## MATERIALS PROVIDED
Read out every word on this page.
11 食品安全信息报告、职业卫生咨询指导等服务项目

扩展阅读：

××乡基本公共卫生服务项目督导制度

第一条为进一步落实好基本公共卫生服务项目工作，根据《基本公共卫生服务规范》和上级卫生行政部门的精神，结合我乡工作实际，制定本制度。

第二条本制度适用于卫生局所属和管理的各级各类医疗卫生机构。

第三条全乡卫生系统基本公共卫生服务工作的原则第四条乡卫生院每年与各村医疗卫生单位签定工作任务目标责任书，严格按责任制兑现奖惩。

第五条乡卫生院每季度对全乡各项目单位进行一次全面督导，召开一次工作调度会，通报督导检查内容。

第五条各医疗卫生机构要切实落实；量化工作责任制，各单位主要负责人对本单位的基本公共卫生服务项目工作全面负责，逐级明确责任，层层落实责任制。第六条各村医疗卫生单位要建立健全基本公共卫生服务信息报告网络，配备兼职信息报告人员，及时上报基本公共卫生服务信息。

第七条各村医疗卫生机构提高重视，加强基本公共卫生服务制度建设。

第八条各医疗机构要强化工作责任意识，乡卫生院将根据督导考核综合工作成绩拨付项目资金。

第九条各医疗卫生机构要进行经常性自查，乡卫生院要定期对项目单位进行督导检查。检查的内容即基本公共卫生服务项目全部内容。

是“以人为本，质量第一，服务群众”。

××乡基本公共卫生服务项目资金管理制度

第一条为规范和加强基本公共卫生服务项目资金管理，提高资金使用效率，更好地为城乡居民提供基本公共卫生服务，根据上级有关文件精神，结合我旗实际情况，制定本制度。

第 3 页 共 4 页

## TASK TO COMPLETE
Your task is to reproduce the whole listing exactly.

## RESULT OF THIS EXERCISE
Read out every word on this page.
11 食品安全信息报告、职业卫生咨询指导等服务项目

扩展阅读：

××乡基本公共卫生服务项目督导制度

第一条为进一步落实好基本公共卫生服务项目工作，根据《基本公共卫生服务规范》和上级卫生行政部门的精神，结合我乡工作实际，制定本制度。

第二条本制度适用于卫生局所属和管理的各级各类医疗卫生机构。

第三条全乡卫生系统基本公共卫生服务工作的原则第四条乡卫生院每年与各村医疗卫生单位签定工作任务目标责任书，严格按责任制兑现奖惩。

第五条乡卫生院每季度对全乡各项目单位进行一次全面督导，召开一次工作调度会，通报督导检查内容。

第五条各医疗卫生机构要切实落实；量化工作责任制，各单位主要负责人对本单位的基本公共卫生服务项目工作全面负责，逐级明确责任，层层落实责任制。第六条各村医疗卫生单位要建立健全基本公共卫生服务信息报告网络，配备兼职信息报告人员，及时上报基本公共卫生服务信息。

第七条各村医疗卫生机构提高重视，加强基本公共卫生服务制度建设。

第八条各医疗机构要强化工作责任意识，乡卫生院将根据督导考核综合工作成绩拨付项目资金。

第九条各医疗卫生机构要进行经常性自查，乡卫生院要定期对项目单位进行督导检查。检查的内容即基本公共卫生服务项目全部内容。

是“以人为本，质量第一，服务群众”。

××乡基本公共卫生服务项目资金管理制度

第一条为规范和加强基本公共卫生服务项目资金管理，提高资金使用效率，更好地为城乡居民提供基本公共卫生服务，根据上级有关文件精神，结合我旗实际情况，制定本制度。

第 3 页 共 4 页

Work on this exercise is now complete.